*What the task requires*. Pick out every line with the word "xlabel" and copy it.
## begin Entries provided
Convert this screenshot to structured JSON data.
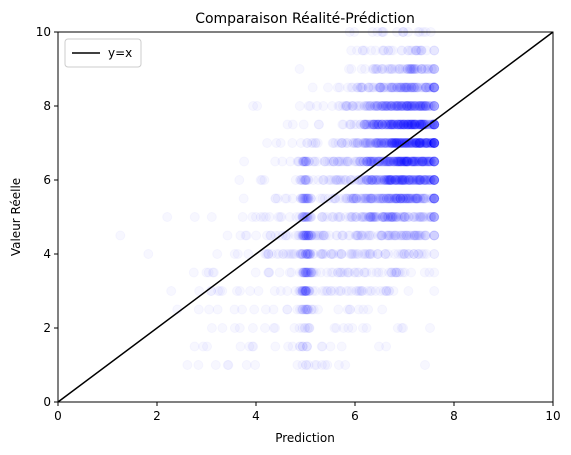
{
  "chart_data": {
    "type": "scatter",
    "title": "Comparaison Réalité-Prédiction",
    "xlabel": "Prediction",
    "ylabel": "Valeur Réelle",
    "xlim": [
      0,
      10
    ],
    "ylim": [
      0,
      10
    ],
    "xticks": [
      0,
      2,
      4,
      6,
      8,
      10
    ],
    "yticks": [
      0,
      2,
      4,
      6,
      8,
      10
    ],
    "grid": false,
    "legend_position": "top-left",
    "point_color": "#0000ff",
    "point_alpha": 0.03,
    "line_color": "#000000",
    "series": [
      {
        "type": "scatter",
        "description_clusters": [
          {
            "x_center": 6.8,
            "y_center": 6.6,
            "x_spread": 0.55,
            "y_spread": 1.3,
            "weight": 0.55
          },
          {
            "x_center": 7.2,
            "y_center": 7.3,
            "x_spread": 0.25,
            "y_spread": 1.2,
            "weight": 0.2
          },
          {
            "x_center": 5.0,
            "y_center": 4.2,
            "x_spread": 0.06,
            "y_spread": 1.4,
            "weight": 0.08
          },
          {
            "x_center": 5.6,
            "y_center": 4.8,
            "x_spread": 0.8,
            "y_spread": 1.6,
            "weight": 0.12
          },
          {
            "x_center": 4.2,
            "y_center": 3.2,
            "x_spread": 1.0,
            "y_spread": 1.4,
            "weight": 0.05
          }
        ],
        "x_range": [
          0.3,
          7.6
        ],
        "y_range": [
          1,
          9.8
        ]
      },
      {
        "type": "line",
        "name": "y=x",
        "x": [
          0,
          10
        ],
        "y": [
          0,
          10
        ]
      }
    ]
  }
}
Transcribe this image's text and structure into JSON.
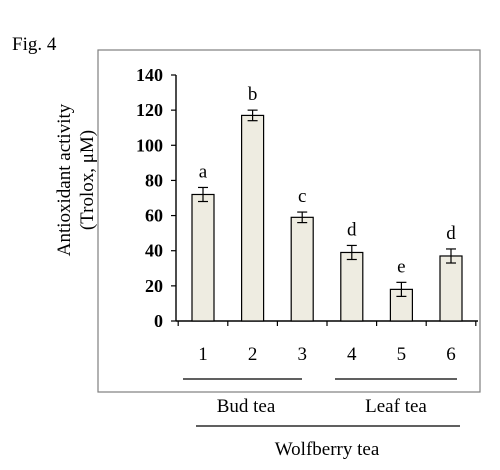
{
  "figure_label": "Fig. 4",
  "colors": {
    "bar_fill": "#eeece1",
    "bar_stroke": "#000000",
    "frame": "#7f7f7f"
  },
  "chart_data": {
    "type": "bar",
    "categories": [
      "1",
      "2",
      "3",
      "4",
      "5",
      "6"
    ],
    "values": [
      72,
      117,
      59,
      39,
      18,
      37
    ],
    "errors": [
      4,
      3,
      3,
      4,
      4,
      4
    ],
    "significance_letters": [
      "a",
      "b",
      "c",
      "d",
      "e",
      "d"
    ],
    "ylabel_lines": [
      "Antioxidant  activity",
      "(Trolox, μM)"
    ],
    "ylim": [
      0,
      140
    ],
    "yticks": [
      0,
      20,
      40,
      60,
      80,
      100,
      120,
      140
    ],
    "groups": [
      {
        "label": "Bud tea",
        "categories": [
          "1",
          "2",
          "3"
        ]
      },
      {
        "label": "Leaf tea",
        "categories": [
          "4",
          "5",
          "6"
        ]
      }
    ],
    "supergroup": {
      "label": "Wolfberry tea"
    },
    "grid": false,
    "legend": "none"
  }
}
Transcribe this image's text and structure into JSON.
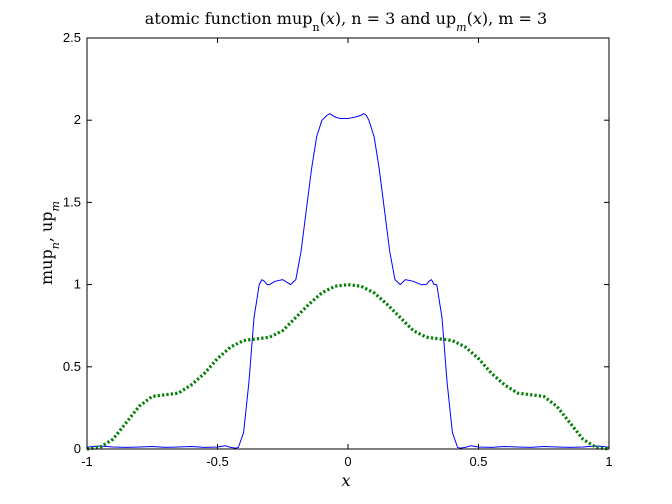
{
  "chart_data": {
    "type": "line",
    "title": {
      "prefix": "atomic function mup",
      "sub1": "n",
      "mid1": "(",
      "var1": "x",
      "mid2": "), n = 3 and up",
      "sub2": "m",
      "mid3": "(",
      "var2": "x",
      "suffix": "), m = 3"
    },
    "xlabel": "x",
    "ylabel": {
      "p1": "mup",
      "s1": "n",
      "p2": ", up",
      "s2": "m"
    },
    "xlim": [
      -1,
      1
    ],
    "ylim": [
      0,
      2.5
    ],
    "xticks": [
      -1,
      -0.5,
      0,
      0.5,
      1
    ],
    "xtick_labels": [
      "-1",
      "-0.5",
      "0",
      "0.5",
      "1"
    ],
    "yticks": [
      0,
      0.5,
      1,
      1.5,
      2,
      2.5
    ],
    "ytick_labels": [
      "0",
      "0.5",
      "1",
      "1.5",
      "2",
      "2.5"
    ],
    "grid": false,
    "legend": "none",
    "series": [
      {
        "color": "#0000ff",
        "style": "solid line",
        "x": [
          -1,
          -0.98,
          -0.95,
          -0.9,
          -0.85,
          -0.8,
          -0.75,
          -0.7,
          -0.65,
          -0.6,
          -0.55,
          -0.5,
          -0.47,
          -0.45,
          -0.43,
          -0.42,
          -0.4,
          -0.38,
          -0.36,
          -0.34,
          -0.33,
          -0.32,
          -0.31,
          -0.3,
          -0.28,
          -0.25,
          -0.22,
          -0.2,
          -0.18,
          -0.16,
          -0.14,
          -0.12,
          -0.1,
          -0.08,
          -0.07,
          -0.06,
          -0.05,
          -0.03,
          0,
          0.03,
          0.05,
          0.06,
          0.07,
          0.08,
          0.1,
          0.12,
          0.14,
          0.16,
          0.18,
          0.2,
          0.22,
          0.25,
          0.28,
          0.3,
          0.31,
          0.32,
          0.33,
          0.34,
          0.36,
          0.38,
          0.4,
          0.42,
          0.43,
          0.45,
          0.47,
          0.5,
          0.55,
          0.6,
          0.65,
          0.7,
          0.75,
          0.8,
          0.85,
          0.9,
          0.95,
          0.98,
          1
        ],
        "y": [
          0.01,
          0.015,
          0.018,
          0.012,
          0.01,
          0.012,
          0.015,
          0.01,
          0.012,
          0.015,
          0.01,
          0.012,
          0.02,
          0.01,
          0.005,
          0.01,
          0.1,
          0.4,
          0.8,
          1.0,
          1.03,
          1.02,
          1.0,
          1.0,
          1.02,
          1.03,
          1.0,
          1.03,
          1.2,
          1.45,
          1.7,
          1.9,
          2.0,
          2.03,
          2.04,
          2.03,
          2.02,
          2.01,
          2.01,
          2.02,
          2.03,
          2.04,
          2.03,
          2.0,
          1.9,
          1.7,
          1.45,
          1.2,
          1.03,
          1.0,
          1.03,
          1.02,
          1.0,
          1.0,
          1.02,
          1.03,
          1.0,
          1.0,
          0.8,
          0.4,
          0.1,
          0.01,
          0.005,
          0.01,
          0.02,
          0.012,
          0.01,
          0.015,
          0.012,
          0.01,
          0.015,
          0.012,
          0.01,
          0.012,
          0.018,
          0.015,
          0.01
        ]
      },
      {
        "color": "#008000",
        "style": "dotted line",
        "x": [
          -1,
          -0.95,
          -0.9,
          -0.85,
          -0.8,
          -0.75,
          -0.7,
          -0.65,
          -0.6,
          -0.55,
          -0.5,
          -0.45,
          -0.4,
          -0.35,
          -0.3,
          -0.25,
          -0.2,
          -0.15,
          -0.1,
          -0.05,
          0,
          0.05,
          0.1,
          0.15,
          0.2,
          0.25,
          0.3,
          0.35,
          0.4,
          0.45,
          0.5,
          0.55,
          0.6,
          0.65,
          0.7,
          0.75,
          0.8,
          0.85,
          0.9,
          0.95,
          1
        ],
        "y": [
          0.0,
          0.01,
          0.06,
          0.16,
          0.26,
          0.32,
          0.33,
          0.34,
          0.39,
          0.46,
          0.55,
          0.62,
          0.66,
          0.67,
          0.68,
          0.72,
          0.8,
          0.88,
          0.95,
          0.99,
          1.0,
          0.99,
          0.95,
          0.88,
          0.8,
          0.72,
          0.68,
          0.67,
          0.66,
          0.62,
          0.55,
          0.46,
          0.39,
          0.34,
          0.33,
          0.32,
          0.26,
          0.16,
          0.06,
          0.01,
          0.0
        ]
      }
    ]
  }
}
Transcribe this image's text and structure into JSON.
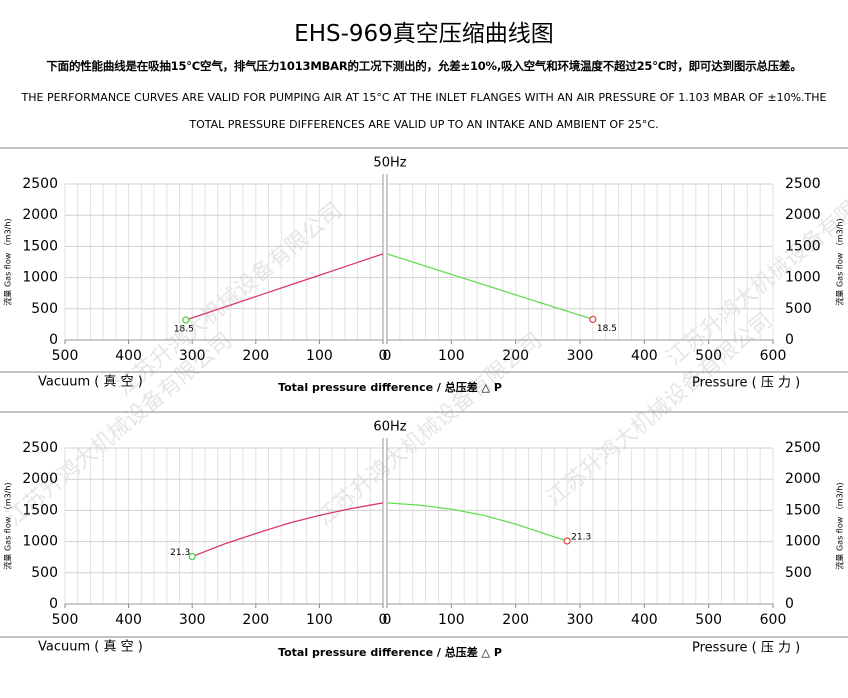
{
  "title": "EHS-969真空压缩曲线图",
  "subtitle_cn": "下面的性能曲线是在吸抽15°C空气，排气压力1013MBAR的工况下测出的，允差±10%,吸入空气和环境温度不超过25°C时，即可达到图示总压差。",
  "subtitle_en": "THE PERFORMANCE CURVES ARE VALID FOR PUMPING AIR AT 15°C AT THE INLET FLANGES WITH AN AIR PRESSURE OF 1.103 MBAR OF ±10%.THE TOTAL PRESSURE DIFFERENCES ARE VALID UP TO AN INTAKE AND AMBIENT OF 25°C.",
  "watermark": "江苏升鸿大机械设备有限公司",
  "chart_data": [
    {
      "type": "line",
      "title": "50Hz",
      "ylabel": "流量 Gas flow （m3/h)",
      "xlabel": "Total pressure difference / 总压差 △ P",
      "left_label": "Vacuum ( 真 空 )",
      "right_label": "Pressure ( 压 力 )",
      "grid": true,
      "minor_grid_step": 20,
      "panels": [
        {
          "xlim": [
            500,
            0
          ],
          "xticks": [
            500,
            400,
            300,
            200,
            100,
            0
          ],
          "ylim": [
            0,
            2500
          ],
          "yticks": [
            0,
            500,
            1000,
            1500,
            2000,
            2500
          ],
          "series": [
            {
              "color": "#d9386e",
              "marker_color": "#44cc44",
              "x": [
                310,
                250,
                200,
                150,
                100,
                50,
                0
              ],
              "values": [
                320,
                525,
                696,
                867,
                1038,
                1209,
                1380
              ]
            }
          ],
          "annotation": {
            "text": "18.5",
            "x": 310,
            "y": 320
          }
        },
        {
          "xlim": [
            0,
            600
          ],
          "xticks": [
            0,
            100,
            200,
            300,
            400,
            500,
            600
          ],
          "ylim": [
            0,
            2500
          ],
          "yticks": [
            0,
            500,
            1000,
            1500,
            2000,
            2500
          ],
          "series": [
            {
              "color": "#66dd55",
              "marker_color": "#e04040",
              "x": [
                0,
                100,
                200,
                320
              ],
              "values": [
                1380,
                1052,
                724,
                330
              ]
            }
          ],
          "annotation": {
            "text": "18.5",
            "x": 320,
            "y": 330
          }
        }
      ]
    },
    {
      "type": "line",
      "title": "60Hz",
      "ylabel": "流量 Gas flow （m3/h)",
      "xlabel": "Total pressure difference / 总压差 △ P",
      "left_label": "Vacuum ( 真 空 )",
      "right_label": "Pressure ( 压 力 )",
      "grid": true,
      "minor_grid_step": 20,
      "panels": [
        {
          "xlim": [
            500,
            0
          ],
          "xticks": [
            500,
            400,
            300,
            200,
            100,
            0
          ],
          "ylim": [
            0,
            2500
          ],
          "yticks": [
            0,
            500,
            1000,
            1500,
            2000,
            2500
          ],
          "series": [
            {
              "color": "#d9386e",
              "marker_color": "#44cc44",
              "x": [
                300,
                250,
                200,
                150,
                100,
                50,
                0
              ],
              "values": [
                760,
                960,
                1130,
                1290,
                1420,
                1530,
                1620
              ]
            }
          ],
          "annotation": {
            "text": "21.3",
            "x": 300,
            "y": 760
          }
        },
        {
          "xlim": [
            0,
            600
          ],
          "xticks": [
            0,
            100,
            200,
            300,
            400,
            500,
            600
          ],
          "ylim": [
            0,
            2500
          ],
          "yticks": [
            0,
            500,
            1000,
            1500,
            2000,
            2500
          ],
          "series": [
            {
              "color": "#66dd55",
              "marker_color": "#e04040",
              "x": [
                0,
                50,
                100,
                150,
                200,
                250,
                280
              ],
              "values": [
                1620,
                1585,
                1520,
                1420,
                1280,
                1110,
                1010
              ]
            }
          ],
          "annotation": {
            "text": "21.3",
            "x": 280,
            "y": 1010
          }
        }
      ]
    }
  ]
}
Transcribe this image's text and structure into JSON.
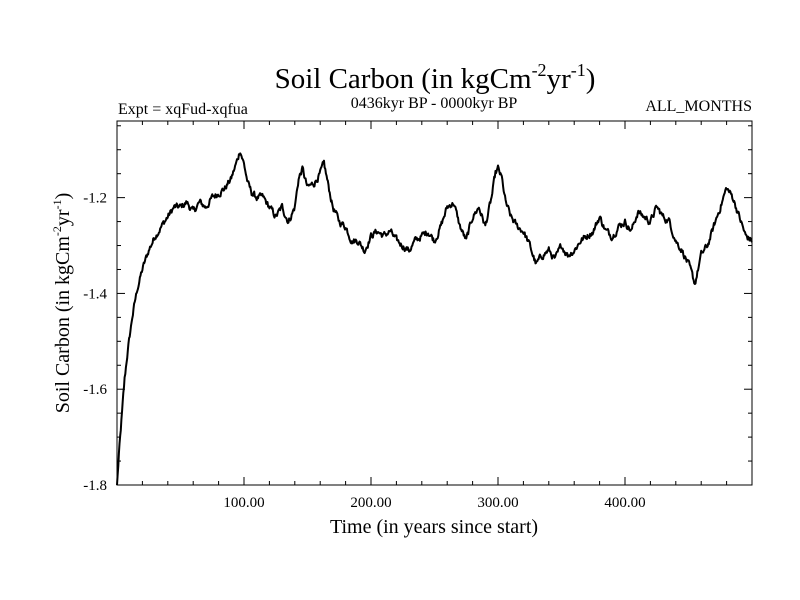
{
  "chart_data": {
    "type": "line",
    "title_main": "Soil Carbon (in kgCm",
    "title_sup1": "-2",
    "title_mid": "yr",
    "title_sup2": "-1",
    "title_end": ")",
    "subtitle_left": "Expt = xqFud-xqfua",
    "subtitle_center": "0436kyr BP - 0000kyr BP",
    "subtitle_right": "ALL_MONTHS",
    "xlabel": "Time (in years since start)",
    "ylabel_main": "Soil Carbon (in kgCm",
    "ylabel_sup1": "-2",
    "ylabel_mid": "yr",
    "ylabel_sup2": "-1",
    "ylabel_end": ")",
    "xlim": [
      0,
      500
    ],
    "ylim": [
      -1.8,
      -1.04
    ],
    "xticks": [
      {
        "value": 100,
        "label": "100.00"
      },
      {
        "value": 200,
        "label": "200.00"
      },
      {
        "value": 300,
        "label": "300.00"
      },
      {
        "value": 400,
        "label": "400.00"
      }
    ],
    "yticks": [
      {
        "value": -1.2,
        "label": "-1.2"
      },
      {
        "value": -1.4,
        "label": "-1.4"
      },
      {
        "value": -1.6,
        "label": "-1.6"
      },
      {
        "value": -1.8,
        "label": "-1.8"
      }
    ],
    "series": [
      {
        "name": "Soil Carbon",
        "color": "#000000",
        "x": [
          0,
          2,
          4,
          6,
          8,
          10,
          12,
          14,
          16,
          18,
          20,
          25,
          30,
          35,
          40,
          45,
          50,
          55,
          60,
          65,
          70,
          75,
          80,
          85,
          90,
          95,
          97,
          100,
          103,
          106,
          110,
          115,
          120,
          125,
          130,
          135,
          140,
          143,
          146,
          150,
          155,
          160,
          163,
          166,
          170,
          175,
          180,
          185,
          190,
          195,
          200,
          205,
          210,
          215,
          220,
          225,
          230,
          235,
          240,
          245,
          250,
          255,
          260,
          265,
          270,
          275,
          280,
          285,
          290,
          295,
          298,
          300,
          303,
          306,
          310,
          315,
          320,
          325,
          330,
          335,
          340,
          345,
          350,
          355,
          360,
          365,
          370,
          375,
          380,
          385,
          390,
          395,
          400,
          405,
          410,
          415,
          420,
          425,
          430,
          435,
          440,
          445,
          450,
          455,
          460,
          465,
          470,
          475,
          480,
          485,
          490,
          495,
          500
        ],
        "y": [
          -1.8,
          -1.72,
          -1.65,
          -1.58,
          -1.53,
          -1.49,
          -1.45,
          -1.42,
          -1.39,
          -1.37,
          -1.35,
          -1.31,
          -1.28,
          -1.26,
          -1.24,
          -1.22,
          -1.22,
          -1.21,
          -1.23,
          -1.21,
          -1.22,
          -1.2,
          -1.19,
          -1.18,
          -1.16,
          -1.12,
          -1.1,
          -1.13,
          -1.17,
          -1.19,
          -1.2,
          -1.2,
          -1.22,
          -1.24,
          -1.22,
          -1.25,
          -1.22,
          -1.16,
          -1.14,
          -1.18,
          -1.17,
          -1.15,
          -1.13,
          -1.17,
          -1.22,
          -1.25,
          -1.26,
          -1.29,
          -1.29,
          -1.31,
          -1.28,
          -1.27,
          -1.28,
          -1.27,
          -1.29,
          -1.3,
          -1.31,
          -1.29,
          -1.28,
          -1.27,
          -1.29,
          -1.26,
          -1.22,
          -1.21,
          -1.26,
          -1.29,
          -1.24,
          -1.22,
          -1.26,
          -1.2,
          -1.15,
          -1.14,
          -1.16,
          -1.21,
          -1.24,
          -1.26,
          -1.27,
          -1.3,
          -1.34,
          -1.32,
          -1.31,
          -1.33,
          -1.3,
          -1.32,
          -1.31,
          -1.29,
          -1.28,
          -1.27,
          -1.24,
          -1.27,
          -1.28,
          -1.26,
          -1.25,
          -1.27,
          -1.23,
          -1.24,
          -1.25,
          -1.22,
          -1.24,
          -1.25,
          -1.29,
          -1.31,
          -1.34,
          -1.38,
          -1.32,
          -1.3,
          -1.26,
          -1.22,
          -1.18,
          -1.2,
          -1.24,
          -1.28,
          -1.29
        ]
      }
    ]
  }
}
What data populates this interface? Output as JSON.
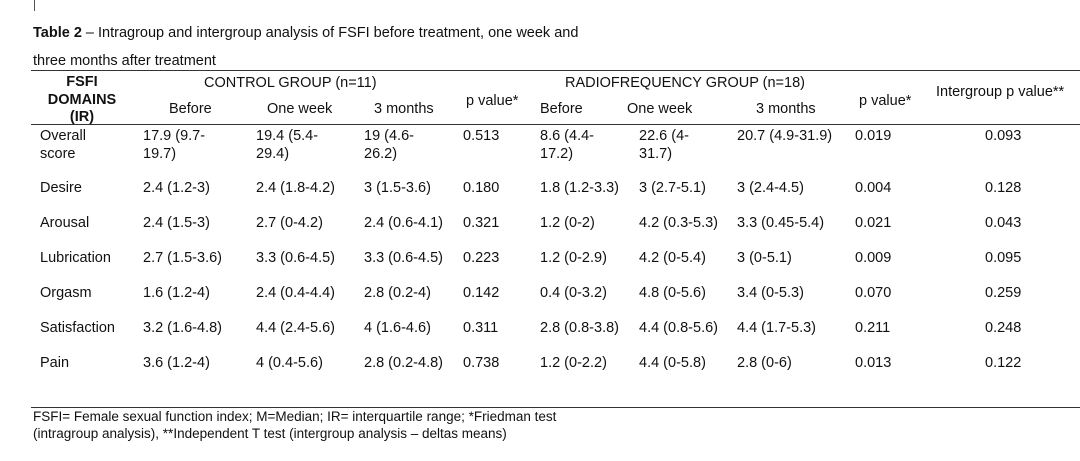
## end Entries provided
*Response for this exercise*.
    "xlabel": "Prediction",
    "xlabel": "x",
      "xlabel": "Total pressure difference / 总压差 △ P",
      "xlabel": "Total pressure difference / 总压差 △ P",
    "xlabel": "Time (in years since start)",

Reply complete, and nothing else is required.